··· TEXTO PARA LEITURA ···
Relatório da Economist distribuído a grandes bancos diz que Brasil tem “alto risco operacional”

O presidente Jair Bolsonaro e o ministro da Economia, Paulo Guedes, durante cerimônia no Palácio do Planalto Foto: Evaristo Sá/AFP

Um relatório anual da revista The Economist distribuído aos bancos coloca o Brasil numa posição de “alto risco operacional” em meio à pandemia da Covid-19.

O documento alerta sobre o que pode acontecer na América Latina após o coronavírus: “Haverá ‘cicatrizes’ econômicas de investimentos e perdas de capital, além de grandes mudanças setoriais, à medida que alguns setores avançam enquanto outros lutam para se manter.”

Essas crises às vésperas das eleições podem provocar uma onda de mudança. “Em um grande ano eleitoral para a América Latina, os riscos políticos já estão se tornando evidentes. O risco político é alto à medida que os eleitores protestam contra os governantes e pedem mudanças, dando espaço para que as propostas populistas prosperem”, diz a Economist.
···
#### [TAREFAS E EXERCÍCIOS]
**1.** Segundo a notícia sobre o relatório da Economist, em que posição o documento coloca o Brasil?
**2.** Dê continuidade à notícia sobre o relatório da Economist, começando logo após o último parágrafo.
··· DADOS FORNECIDOS ···
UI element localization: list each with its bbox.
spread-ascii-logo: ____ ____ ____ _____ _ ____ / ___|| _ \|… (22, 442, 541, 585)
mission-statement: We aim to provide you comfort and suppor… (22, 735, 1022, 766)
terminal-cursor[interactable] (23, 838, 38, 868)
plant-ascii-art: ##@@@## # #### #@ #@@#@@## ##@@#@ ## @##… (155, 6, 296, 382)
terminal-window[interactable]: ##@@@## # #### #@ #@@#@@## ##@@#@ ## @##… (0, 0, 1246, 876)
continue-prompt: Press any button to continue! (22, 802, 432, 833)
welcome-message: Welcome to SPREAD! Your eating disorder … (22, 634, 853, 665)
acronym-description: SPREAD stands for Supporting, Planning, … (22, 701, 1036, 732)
···
#### [RESPOSTAS]
**1.** Numa posição de "alto risco operacional".

**2.**
Segundo a revista, um dos maiores fatores de risco para o continente é a baixa eficácia dos governos federais no combate ao vírus. No caso do Brasil, Jair Bolsonaro é citado nominalmente e acusado de “enfraquecer as instituições democráticas”.

O risco econômico no Brasil é um dos maiores entre os países da América Latina, sobretudo por conta da falta de auxílio para a população de baixa renda: “As medidas de apoio estão em processo de retirada e há um risco significativo de uma deterioração muito maior da qualidade dos ativos na região do que qualquer aumento significativo nos empréstimos as taxas iriam exacerbar.”

O Brasil aparece nas três primeiras posições, ao lado de Argentina e Venezuela, nos índices de risco “macroeconômico” e de “comércio exterior e pagamentos”.

As sanções impostas por EUA e União Europeia graças à gestão negligente do governo brasileiro para conter as queimadas na Amazônia estão entre os principais motivos.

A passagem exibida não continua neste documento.